Task objective: Write out each of the entries below line for line, keeping every character unchanged, and leave out the pictures.

=======

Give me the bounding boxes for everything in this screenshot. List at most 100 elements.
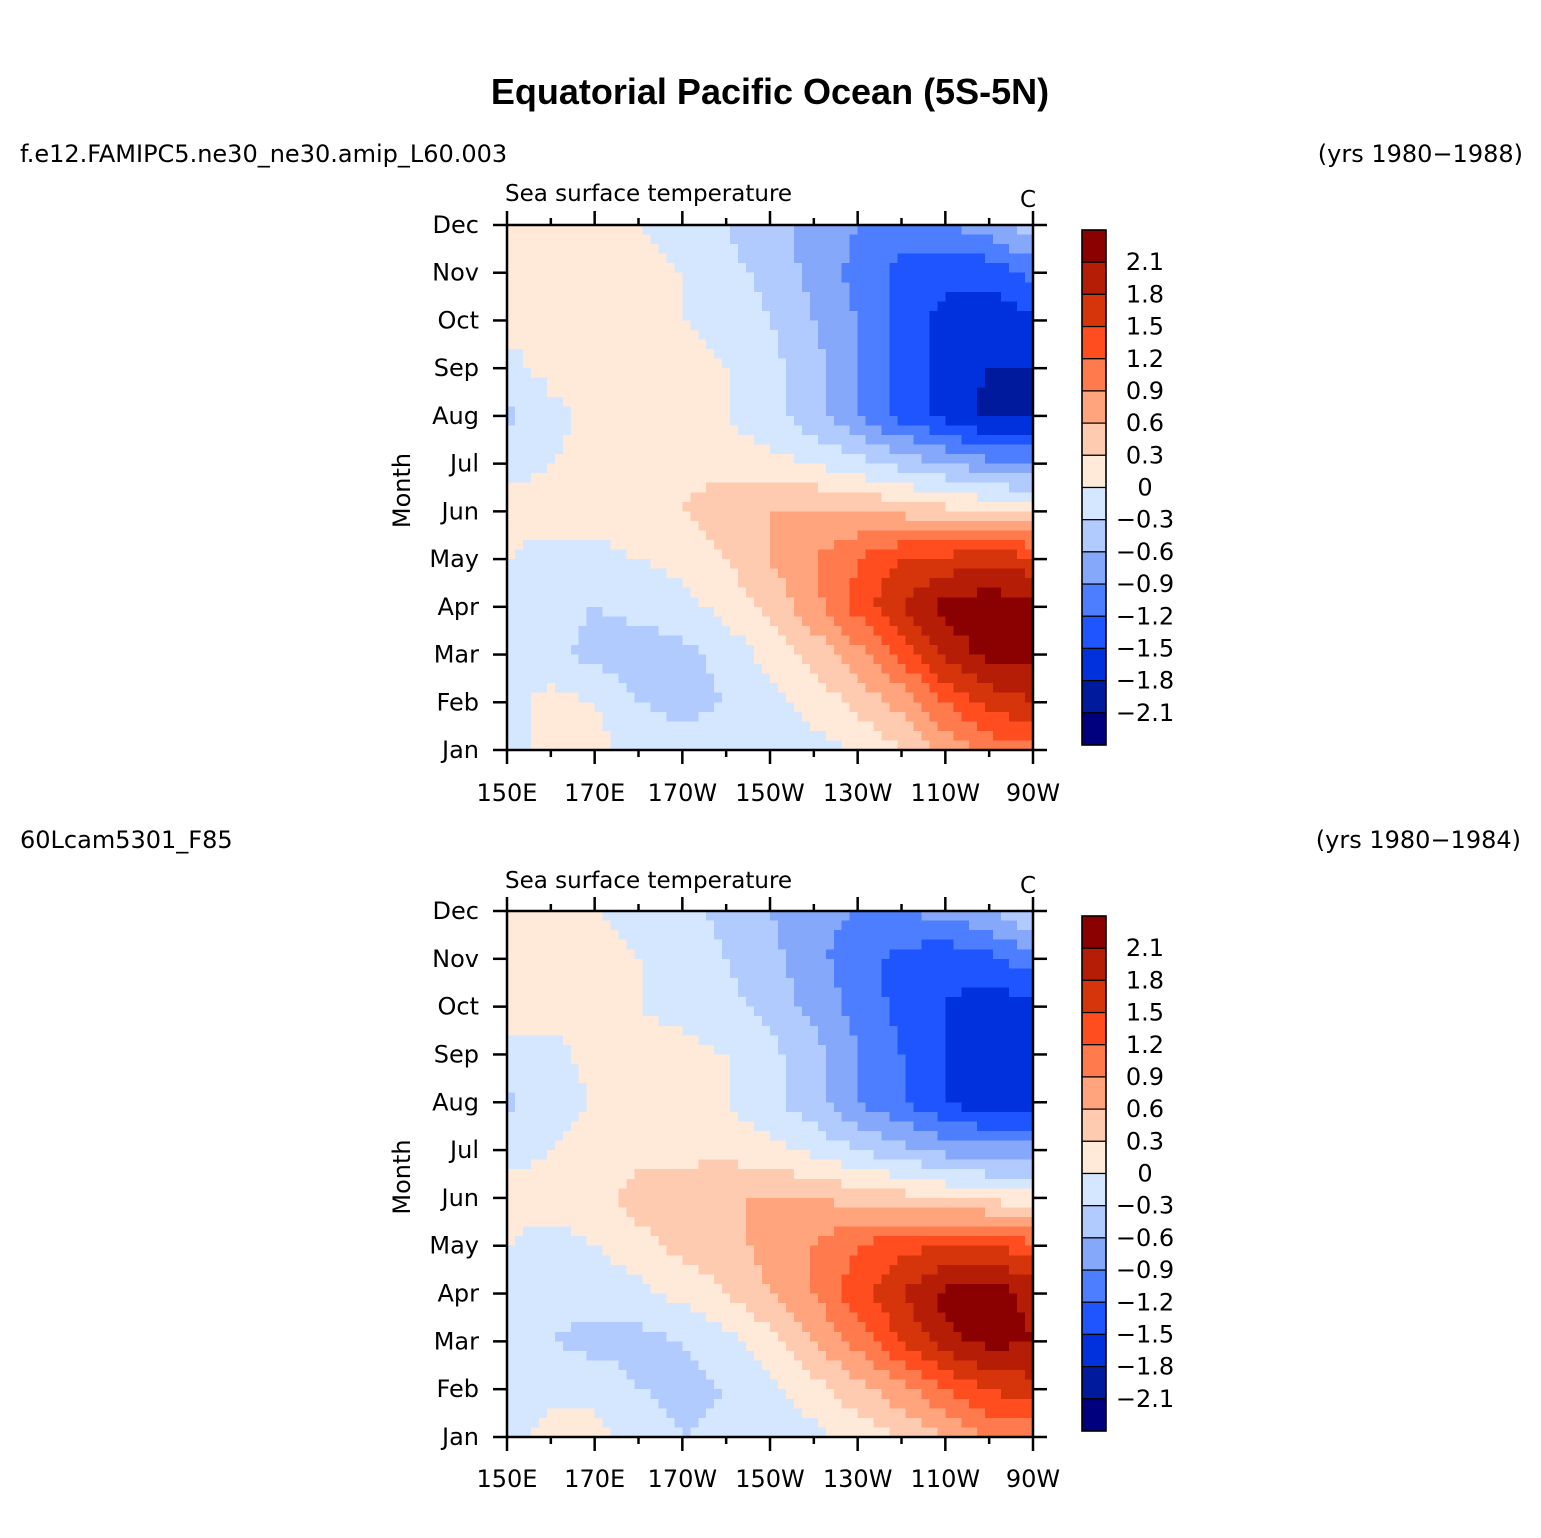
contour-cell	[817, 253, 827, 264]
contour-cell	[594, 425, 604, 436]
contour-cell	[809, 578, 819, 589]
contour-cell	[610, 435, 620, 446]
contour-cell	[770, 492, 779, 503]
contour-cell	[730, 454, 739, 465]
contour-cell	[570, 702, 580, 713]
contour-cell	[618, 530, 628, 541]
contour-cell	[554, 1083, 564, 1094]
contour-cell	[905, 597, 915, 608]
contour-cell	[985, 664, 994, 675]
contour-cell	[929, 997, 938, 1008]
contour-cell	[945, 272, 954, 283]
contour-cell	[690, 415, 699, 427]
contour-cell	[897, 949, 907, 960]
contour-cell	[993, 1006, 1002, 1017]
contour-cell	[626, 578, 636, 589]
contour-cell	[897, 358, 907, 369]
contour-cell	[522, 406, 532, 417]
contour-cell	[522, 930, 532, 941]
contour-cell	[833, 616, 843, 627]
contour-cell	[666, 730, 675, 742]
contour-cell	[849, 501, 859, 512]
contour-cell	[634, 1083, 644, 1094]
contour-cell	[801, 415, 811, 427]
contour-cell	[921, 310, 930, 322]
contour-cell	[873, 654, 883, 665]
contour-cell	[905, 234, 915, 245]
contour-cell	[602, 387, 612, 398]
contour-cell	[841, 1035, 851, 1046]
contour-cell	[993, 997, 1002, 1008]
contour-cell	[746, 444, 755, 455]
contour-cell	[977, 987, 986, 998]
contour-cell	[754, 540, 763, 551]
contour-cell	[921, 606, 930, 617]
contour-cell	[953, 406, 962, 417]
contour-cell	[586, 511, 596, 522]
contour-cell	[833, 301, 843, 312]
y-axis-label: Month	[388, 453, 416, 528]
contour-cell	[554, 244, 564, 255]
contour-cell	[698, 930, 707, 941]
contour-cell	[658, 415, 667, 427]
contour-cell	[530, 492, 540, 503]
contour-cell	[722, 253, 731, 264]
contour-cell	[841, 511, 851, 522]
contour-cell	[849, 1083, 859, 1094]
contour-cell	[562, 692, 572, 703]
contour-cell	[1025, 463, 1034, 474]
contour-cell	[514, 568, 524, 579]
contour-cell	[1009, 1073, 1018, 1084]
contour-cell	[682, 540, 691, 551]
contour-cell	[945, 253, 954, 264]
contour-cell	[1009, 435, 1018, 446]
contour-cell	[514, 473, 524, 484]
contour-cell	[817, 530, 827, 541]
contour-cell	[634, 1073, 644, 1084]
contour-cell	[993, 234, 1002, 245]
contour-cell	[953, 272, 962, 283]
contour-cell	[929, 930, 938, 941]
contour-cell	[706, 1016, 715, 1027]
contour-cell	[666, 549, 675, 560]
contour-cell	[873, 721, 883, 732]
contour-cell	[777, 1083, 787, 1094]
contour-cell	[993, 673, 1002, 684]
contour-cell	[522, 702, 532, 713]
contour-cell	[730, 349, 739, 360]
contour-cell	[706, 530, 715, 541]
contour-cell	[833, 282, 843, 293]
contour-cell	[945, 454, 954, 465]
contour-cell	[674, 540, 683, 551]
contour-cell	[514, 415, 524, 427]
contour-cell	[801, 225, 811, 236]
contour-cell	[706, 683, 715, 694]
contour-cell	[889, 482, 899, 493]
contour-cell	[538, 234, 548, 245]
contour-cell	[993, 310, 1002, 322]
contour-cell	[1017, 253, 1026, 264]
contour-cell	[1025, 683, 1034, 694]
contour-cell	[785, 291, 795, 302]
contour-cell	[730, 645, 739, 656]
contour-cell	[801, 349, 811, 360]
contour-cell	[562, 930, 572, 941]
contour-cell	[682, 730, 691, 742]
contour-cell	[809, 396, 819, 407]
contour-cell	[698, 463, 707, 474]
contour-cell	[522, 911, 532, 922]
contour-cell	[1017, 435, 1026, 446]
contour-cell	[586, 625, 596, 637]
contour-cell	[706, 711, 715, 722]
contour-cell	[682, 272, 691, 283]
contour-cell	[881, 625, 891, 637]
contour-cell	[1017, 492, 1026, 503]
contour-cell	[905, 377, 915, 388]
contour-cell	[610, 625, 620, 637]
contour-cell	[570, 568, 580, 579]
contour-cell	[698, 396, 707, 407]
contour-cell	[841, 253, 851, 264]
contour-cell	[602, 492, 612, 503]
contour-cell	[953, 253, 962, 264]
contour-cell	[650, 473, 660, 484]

=======

Output for this task:
Give me the bounding boxes for everything in this screenshot. List at most 100 elements.
contour-cell	[817, 253, 827, 264]
contour-cell	[594, 425, 604, 436]
contour-cell	[809, 578, 819, 589]
contour-cell	[610, 435, 620, 446]
contour-cell	[770, 492, 779, 503]
contour-cell	[730, 454, 739, 465]
contour-cell	[570, 702, 580, 713]
contour-cell	[618, 530, 628, 541]
contour-cell	[554, 1083, 564, 1094]
contour-cell	[905, 597, 915, 608]
contour-cell	[985, 664, 994, 675]
contour-cell	[929, 997, 938, 1008]
contour-cell	[945, 272, 954, 283]
contour-cell	[690, 415, 699, 427]
contour-cell	[897, 949, 907, 960]
contour-cell	[993, 1006, 1002, 1017]
contour-cell	[626, 578, 636, 589]
contour-cell	[897, 358, 907, 369]
contour-cell	[522, 406, 532, 417]
contour-cell	[522, 930, 532, 941]
contour-cell	[833, 616, 843, 627]
contour-cell	[666, 730, 675, 742]
contour-cell	[849, 501, 859, 512]
contour-cell	[634, 1083, 644, 1094]
contour-cell	[801, 415, 811, 427]
contour-cell	[921, 310, 930, 322]
contour-cell	[873, 654, 883, 665]
contour-cell	[905, 234, 915, 245]
contour-cell	[602, 387, 612, 398]
contour-cell	[841, 1035, 851, 1046]
contour-cell	[993, 997, 1002, 1008]
contour-cell	[746, 444, 755, 455]
contour-cell	[977, 987, 986, 998]
contour-cell	[754, 540, 763, 551]
contour-cell	[921, 606, 930, 617]
contour-cell	[953, 406, 962, 417]
contour-cell	[586, 511, 596, 522]
contour-cell	[833, 301, 843, 312]
y-axis-label: Month	[388, 453, 416, 528]
contour-cell	[554, 244, 564, 255]
contour-cell	[698, 930, 707, 941]
contour-cell	[658, 415, 667, 427]
contour-cell	[530, 492, 540, 503]
contour-cell	[722, 253, 731, 264]
contour-cell	[841, 511, 851, 522]
contour-cell	[849, 1083, 859, 1094]
contour-cell	[562, 692, 572, 703]
contour-cell	[1025, 463, 1034, 474]
contour-cell	[514, 568, 524, 579]
contour-cell	[1009, 1073, 1018, 1084]
contour-cell	[682, 540, 691, 551]
contour-cell	[945, 253, 954, 264]
contour-cell	[1009, 435, 1018, 446]
contour-cell	[514, 473, 524, 484]
contour-cell	[817, 530, 827, 541]
contour-cell	[634, 1073, 644, 1084]
contour-cell	[993, 234, 1002, 245]
contour-cell	[953, 272, 962, 283]
contour-cell	[929, 930, 938, 941]
contour-cell	[706, 1016, 715, 1027]
contour-cell	[666, 549, 675, 560]
contour-cell	[873, 721, 883, 732]
contour-cell	[777, 1083, 787, 1094]
contour-cell	[993, 673, 1002, 684]
contour-cell	[522, 702, 532, 713]
contour-cell	[730, 349, 739, 360]
contour-cell	[706, 530, 715, 541]
contour-cell	[833, 282, 843, 293]
contour-cell	[945, 454, 954, 465]
contour-cell	[674, 540, 683, 551]
contour-cell	[514, 415, 524, 427]
contour-cell	[801, 225, 811, 236]
contour-cell	[706, 683, 715, 694]
contour-cell	[889, 482, 899, 493]
contour-cell	[538, 234, 548, 245]
contour-cell	[993, 310, 1002, 322]
contour-cell	[1017, 253, 1026, 264]
contour-cell	[1025, 683, 1034, 694]
contour-cell	[785, 291, 795, 302]
contour-cell	[730, 645, 739, 656]
contour-cell	[801, 349, 811, 360]
contour-cell	[562, 930, 572, 941]
contour-cell	[682, 730, 691, 742]
contour-cell	[809, 396, 819, 407]
contour-cell	[698, 463, 707, 474]
contour-cell	[522, 911, 532, 922]
contour-cell	[1017, 435, 1026, 446]
contour-cell	[586, 625, 596, 637]
contour-cell	[706, 711, 715, 722]
contour-cell	[682, 272, 691, 283]
contour-cell	[881, 625, 891, 637]
contour-cell	[1017, 492, 1026, 503]
contour-cell	[905, 377, 915, 388]
contour-cell	[610, 625, 620, 637]
contour-cell	[570, 568, 580, 579]
contour-cell	[698, 396, 707, 407]
contour-cell	[841, 253, 851, 264]
contour-cell	[602, 492, 612, 503]
contour-cell	[953, 253, 962, 264]
contour-cell	[650, 473, 660, 484]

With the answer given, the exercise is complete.